** Begin **

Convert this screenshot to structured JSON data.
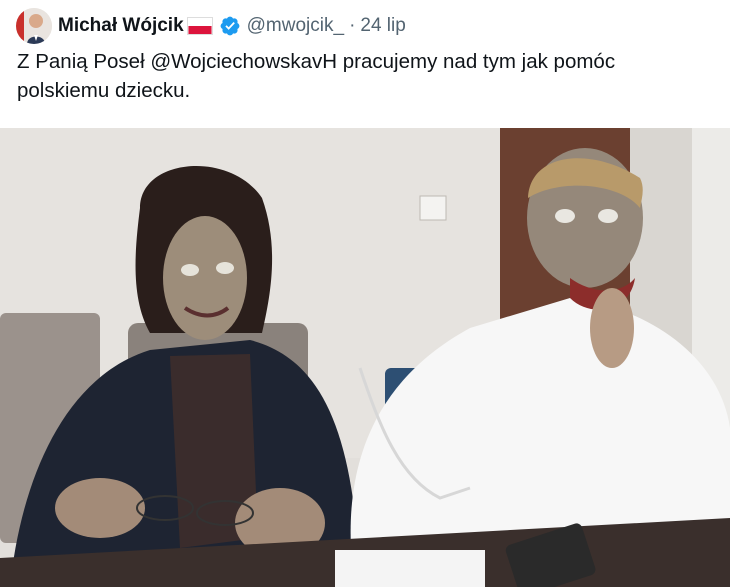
{
  "tweet": {
    "author_name": "Michał Wójcik",
    "handle": "@mwojcik_",
    "separator": "·",
    "date": "24 lip",
    "text": "Z Panią Poseł @WojciechowskavH pracujemy nad tym jak pomóc polskiemu dziecku."
  },
  "icons": {
    "flag": "poland-flag-icon",
    "verified": "verified-badge-icon"
  },
  "colors": {
    "verified_blue": "#1d9bf0",
    "secondary_text": "#536471",
    "primary_text": "#0f1419"
  }
}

** End **

● WHAT THE EXERCISE ASKS: Copy the material above in full and exactly, skipping pictures.

● SOLUTION TO THIS EXERCISE:
Convert this screenshot to structured JSON data.
{
  "tweet": {
    "author_name": "Michał Wójcik",
    "handle": "@mwojcik_",
    "separator": "·",
    "date": "24 lip",
    "text": "Z Panią Poseł @WojciechowskavH pracujemy nad tym jak pomóc polskiemu dziecku."
  },
  "icons": {
    "flag": "poland-flag-icon",
    "verified": "verified-badge-icon"
  },
  "colors": {
    "verified_blue": "#1d9bf0",
    "secondary_text": "#536471",
    "primary_text": "#0f1419"
  }
}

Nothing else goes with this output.